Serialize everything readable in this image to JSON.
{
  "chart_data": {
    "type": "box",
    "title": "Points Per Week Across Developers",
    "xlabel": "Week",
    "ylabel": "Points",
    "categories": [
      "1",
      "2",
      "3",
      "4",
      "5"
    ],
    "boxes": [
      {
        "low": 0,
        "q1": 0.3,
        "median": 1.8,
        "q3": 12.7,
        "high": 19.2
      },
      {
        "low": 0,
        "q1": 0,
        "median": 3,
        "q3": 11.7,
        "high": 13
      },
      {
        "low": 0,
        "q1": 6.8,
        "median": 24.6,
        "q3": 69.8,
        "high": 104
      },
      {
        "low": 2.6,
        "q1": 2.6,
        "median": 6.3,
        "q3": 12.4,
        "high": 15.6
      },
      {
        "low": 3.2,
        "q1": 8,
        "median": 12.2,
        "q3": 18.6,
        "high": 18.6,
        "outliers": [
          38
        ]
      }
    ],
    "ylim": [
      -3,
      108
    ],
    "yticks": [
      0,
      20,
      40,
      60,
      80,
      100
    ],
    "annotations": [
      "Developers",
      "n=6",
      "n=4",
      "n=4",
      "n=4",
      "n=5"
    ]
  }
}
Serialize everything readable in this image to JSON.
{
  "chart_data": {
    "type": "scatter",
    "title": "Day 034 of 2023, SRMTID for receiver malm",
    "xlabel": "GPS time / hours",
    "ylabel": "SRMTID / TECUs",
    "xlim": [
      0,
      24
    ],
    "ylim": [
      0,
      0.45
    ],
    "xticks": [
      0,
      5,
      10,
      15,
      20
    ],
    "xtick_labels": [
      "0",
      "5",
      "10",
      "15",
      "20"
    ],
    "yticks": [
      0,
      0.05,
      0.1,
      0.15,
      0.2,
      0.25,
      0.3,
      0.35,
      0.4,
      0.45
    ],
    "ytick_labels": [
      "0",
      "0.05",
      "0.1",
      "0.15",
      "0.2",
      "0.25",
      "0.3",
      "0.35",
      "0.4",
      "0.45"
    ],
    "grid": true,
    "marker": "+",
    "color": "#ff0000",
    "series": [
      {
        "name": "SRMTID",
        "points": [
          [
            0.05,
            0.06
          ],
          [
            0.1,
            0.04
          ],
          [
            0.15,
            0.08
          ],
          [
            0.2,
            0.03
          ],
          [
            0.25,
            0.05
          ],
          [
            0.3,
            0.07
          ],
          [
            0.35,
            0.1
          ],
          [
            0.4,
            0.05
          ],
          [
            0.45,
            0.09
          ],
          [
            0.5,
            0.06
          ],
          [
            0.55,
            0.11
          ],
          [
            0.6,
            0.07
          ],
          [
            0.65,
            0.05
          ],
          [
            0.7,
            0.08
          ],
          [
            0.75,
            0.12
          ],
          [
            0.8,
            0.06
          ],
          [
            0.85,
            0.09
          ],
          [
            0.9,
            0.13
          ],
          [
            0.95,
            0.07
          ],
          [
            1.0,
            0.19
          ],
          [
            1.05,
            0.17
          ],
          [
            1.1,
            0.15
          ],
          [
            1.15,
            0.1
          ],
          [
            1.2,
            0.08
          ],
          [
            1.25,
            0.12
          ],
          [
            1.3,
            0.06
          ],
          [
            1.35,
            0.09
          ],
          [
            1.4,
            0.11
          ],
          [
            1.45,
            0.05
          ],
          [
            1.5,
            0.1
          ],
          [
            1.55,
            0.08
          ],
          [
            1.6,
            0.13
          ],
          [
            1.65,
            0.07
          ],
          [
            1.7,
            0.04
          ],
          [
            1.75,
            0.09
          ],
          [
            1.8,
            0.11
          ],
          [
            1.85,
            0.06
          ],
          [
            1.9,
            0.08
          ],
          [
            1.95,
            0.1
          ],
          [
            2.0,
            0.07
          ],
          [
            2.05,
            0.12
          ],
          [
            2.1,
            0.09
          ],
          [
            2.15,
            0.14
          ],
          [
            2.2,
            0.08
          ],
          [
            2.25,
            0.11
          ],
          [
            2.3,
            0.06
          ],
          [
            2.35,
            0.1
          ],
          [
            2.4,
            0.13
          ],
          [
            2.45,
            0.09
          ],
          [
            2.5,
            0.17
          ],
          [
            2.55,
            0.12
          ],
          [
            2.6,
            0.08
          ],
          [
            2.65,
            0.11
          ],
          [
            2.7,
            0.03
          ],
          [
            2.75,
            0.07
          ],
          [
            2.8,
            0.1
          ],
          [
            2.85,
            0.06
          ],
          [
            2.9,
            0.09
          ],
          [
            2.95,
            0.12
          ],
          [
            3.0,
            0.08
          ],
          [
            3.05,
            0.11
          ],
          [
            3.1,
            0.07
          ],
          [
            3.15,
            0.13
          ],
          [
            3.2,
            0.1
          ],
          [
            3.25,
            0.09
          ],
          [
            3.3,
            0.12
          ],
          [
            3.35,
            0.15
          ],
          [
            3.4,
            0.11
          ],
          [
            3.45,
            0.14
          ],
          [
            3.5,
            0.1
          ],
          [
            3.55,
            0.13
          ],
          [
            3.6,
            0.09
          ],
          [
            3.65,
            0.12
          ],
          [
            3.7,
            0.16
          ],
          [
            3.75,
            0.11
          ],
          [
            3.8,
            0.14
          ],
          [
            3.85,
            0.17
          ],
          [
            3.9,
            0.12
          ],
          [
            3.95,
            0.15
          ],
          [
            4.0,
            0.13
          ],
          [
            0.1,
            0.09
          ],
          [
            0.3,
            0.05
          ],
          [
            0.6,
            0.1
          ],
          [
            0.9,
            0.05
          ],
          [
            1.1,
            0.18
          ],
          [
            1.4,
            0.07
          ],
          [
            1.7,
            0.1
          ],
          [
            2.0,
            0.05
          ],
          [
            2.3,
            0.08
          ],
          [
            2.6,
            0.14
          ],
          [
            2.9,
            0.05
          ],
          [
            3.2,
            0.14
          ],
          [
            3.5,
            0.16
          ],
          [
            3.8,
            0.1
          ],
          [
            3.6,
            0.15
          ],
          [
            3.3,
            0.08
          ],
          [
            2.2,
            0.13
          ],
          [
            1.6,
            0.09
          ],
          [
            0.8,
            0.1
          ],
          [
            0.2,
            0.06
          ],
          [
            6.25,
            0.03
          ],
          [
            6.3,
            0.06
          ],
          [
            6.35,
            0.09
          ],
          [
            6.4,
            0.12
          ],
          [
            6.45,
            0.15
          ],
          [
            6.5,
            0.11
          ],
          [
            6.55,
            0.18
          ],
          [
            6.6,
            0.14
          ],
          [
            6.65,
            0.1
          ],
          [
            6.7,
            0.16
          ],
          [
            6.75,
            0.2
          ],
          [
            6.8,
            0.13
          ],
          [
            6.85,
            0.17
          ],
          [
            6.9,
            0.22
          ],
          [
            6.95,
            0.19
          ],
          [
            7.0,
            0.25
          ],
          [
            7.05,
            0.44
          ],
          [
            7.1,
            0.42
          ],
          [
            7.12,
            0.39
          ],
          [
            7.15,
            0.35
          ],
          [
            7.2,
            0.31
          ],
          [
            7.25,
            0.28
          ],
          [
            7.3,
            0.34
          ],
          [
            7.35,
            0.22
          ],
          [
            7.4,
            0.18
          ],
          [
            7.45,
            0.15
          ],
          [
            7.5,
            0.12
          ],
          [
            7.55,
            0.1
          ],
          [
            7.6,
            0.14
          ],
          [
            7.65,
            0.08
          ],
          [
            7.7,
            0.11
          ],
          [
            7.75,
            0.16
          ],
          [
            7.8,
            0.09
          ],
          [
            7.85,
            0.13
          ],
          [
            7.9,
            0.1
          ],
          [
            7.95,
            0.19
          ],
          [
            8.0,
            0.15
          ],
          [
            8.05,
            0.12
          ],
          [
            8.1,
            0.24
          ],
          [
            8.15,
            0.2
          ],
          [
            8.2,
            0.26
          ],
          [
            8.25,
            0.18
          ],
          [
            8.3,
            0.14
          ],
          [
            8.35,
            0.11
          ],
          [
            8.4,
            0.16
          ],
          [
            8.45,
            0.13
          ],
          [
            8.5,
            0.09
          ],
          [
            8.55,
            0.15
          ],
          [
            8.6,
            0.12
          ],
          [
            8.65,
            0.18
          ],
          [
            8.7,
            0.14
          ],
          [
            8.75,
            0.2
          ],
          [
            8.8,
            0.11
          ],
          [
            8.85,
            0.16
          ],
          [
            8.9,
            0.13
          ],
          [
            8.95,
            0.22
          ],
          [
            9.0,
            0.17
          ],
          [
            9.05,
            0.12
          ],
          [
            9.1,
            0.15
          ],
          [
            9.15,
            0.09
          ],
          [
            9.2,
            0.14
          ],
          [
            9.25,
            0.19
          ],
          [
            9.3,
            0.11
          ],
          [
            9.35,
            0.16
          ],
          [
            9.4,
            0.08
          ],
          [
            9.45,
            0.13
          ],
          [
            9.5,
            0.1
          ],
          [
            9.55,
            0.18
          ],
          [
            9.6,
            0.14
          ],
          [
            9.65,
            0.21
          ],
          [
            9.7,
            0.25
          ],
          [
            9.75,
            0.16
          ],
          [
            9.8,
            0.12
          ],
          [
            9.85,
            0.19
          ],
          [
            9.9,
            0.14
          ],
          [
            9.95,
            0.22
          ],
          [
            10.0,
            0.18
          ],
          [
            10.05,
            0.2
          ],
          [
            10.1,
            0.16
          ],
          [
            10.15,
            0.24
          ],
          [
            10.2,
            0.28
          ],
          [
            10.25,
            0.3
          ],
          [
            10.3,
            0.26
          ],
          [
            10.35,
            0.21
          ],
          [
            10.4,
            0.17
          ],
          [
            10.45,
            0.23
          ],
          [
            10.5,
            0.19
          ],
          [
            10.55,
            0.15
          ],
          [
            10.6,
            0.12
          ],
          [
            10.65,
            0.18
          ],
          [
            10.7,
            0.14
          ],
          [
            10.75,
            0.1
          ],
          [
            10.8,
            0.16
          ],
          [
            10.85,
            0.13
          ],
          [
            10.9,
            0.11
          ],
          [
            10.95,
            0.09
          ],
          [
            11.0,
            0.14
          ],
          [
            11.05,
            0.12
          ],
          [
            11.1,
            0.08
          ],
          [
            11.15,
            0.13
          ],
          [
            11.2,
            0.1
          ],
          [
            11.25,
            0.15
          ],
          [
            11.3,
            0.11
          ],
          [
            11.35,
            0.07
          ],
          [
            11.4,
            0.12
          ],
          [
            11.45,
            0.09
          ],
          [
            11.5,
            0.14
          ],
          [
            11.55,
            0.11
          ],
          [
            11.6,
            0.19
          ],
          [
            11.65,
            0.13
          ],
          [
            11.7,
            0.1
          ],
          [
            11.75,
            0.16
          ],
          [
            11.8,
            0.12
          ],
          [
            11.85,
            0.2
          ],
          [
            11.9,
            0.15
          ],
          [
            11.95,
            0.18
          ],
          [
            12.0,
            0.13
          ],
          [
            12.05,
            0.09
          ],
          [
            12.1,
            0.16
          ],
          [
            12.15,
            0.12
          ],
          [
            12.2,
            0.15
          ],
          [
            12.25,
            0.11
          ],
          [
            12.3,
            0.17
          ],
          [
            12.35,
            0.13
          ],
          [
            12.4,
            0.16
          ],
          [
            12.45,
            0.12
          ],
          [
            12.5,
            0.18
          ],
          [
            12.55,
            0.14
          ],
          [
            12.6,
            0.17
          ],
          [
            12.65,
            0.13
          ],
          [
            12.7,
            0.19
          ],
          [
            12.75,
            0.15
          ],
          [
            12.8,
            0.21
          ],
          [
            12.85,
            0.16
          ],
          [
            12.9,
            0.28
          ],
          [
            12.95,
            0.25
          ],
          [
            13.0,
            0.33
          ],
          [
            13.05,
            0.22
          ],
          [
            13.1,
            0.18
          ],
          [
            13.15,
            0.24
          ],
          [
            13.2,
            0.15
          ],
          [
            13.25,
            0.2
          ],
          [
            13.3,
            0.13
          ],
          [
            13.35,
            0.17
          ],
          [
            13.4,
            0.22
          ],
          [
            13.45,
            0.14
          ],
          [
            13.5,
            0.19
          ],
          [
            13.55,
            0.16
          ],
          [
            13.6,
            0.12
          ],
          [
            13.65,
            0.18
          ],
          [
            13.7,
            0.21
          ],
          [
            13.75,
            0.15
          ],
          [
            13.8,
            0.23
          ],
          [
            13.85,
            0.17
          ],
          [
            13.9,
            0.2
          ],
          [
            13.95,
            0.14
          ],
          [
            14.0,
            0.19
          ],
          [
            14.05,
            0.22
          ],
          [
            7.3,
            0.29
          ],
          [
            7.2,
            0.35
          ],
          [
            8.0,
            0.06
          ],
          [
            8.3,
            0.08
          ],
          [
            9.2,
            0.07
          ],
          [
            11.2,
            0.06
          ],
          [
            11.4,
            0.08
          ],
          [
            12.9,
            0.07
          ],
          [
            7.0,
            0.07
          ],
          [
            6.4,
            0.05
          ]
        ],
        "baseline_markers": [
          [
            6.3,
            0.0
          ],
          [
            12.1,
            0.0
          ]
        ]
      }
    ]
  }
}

^^^^

== What needs to be done ==
Pull out every line containing "Developers".

== Expected output ==
    "title": "Points Per Week Across Developers",
      "Developers",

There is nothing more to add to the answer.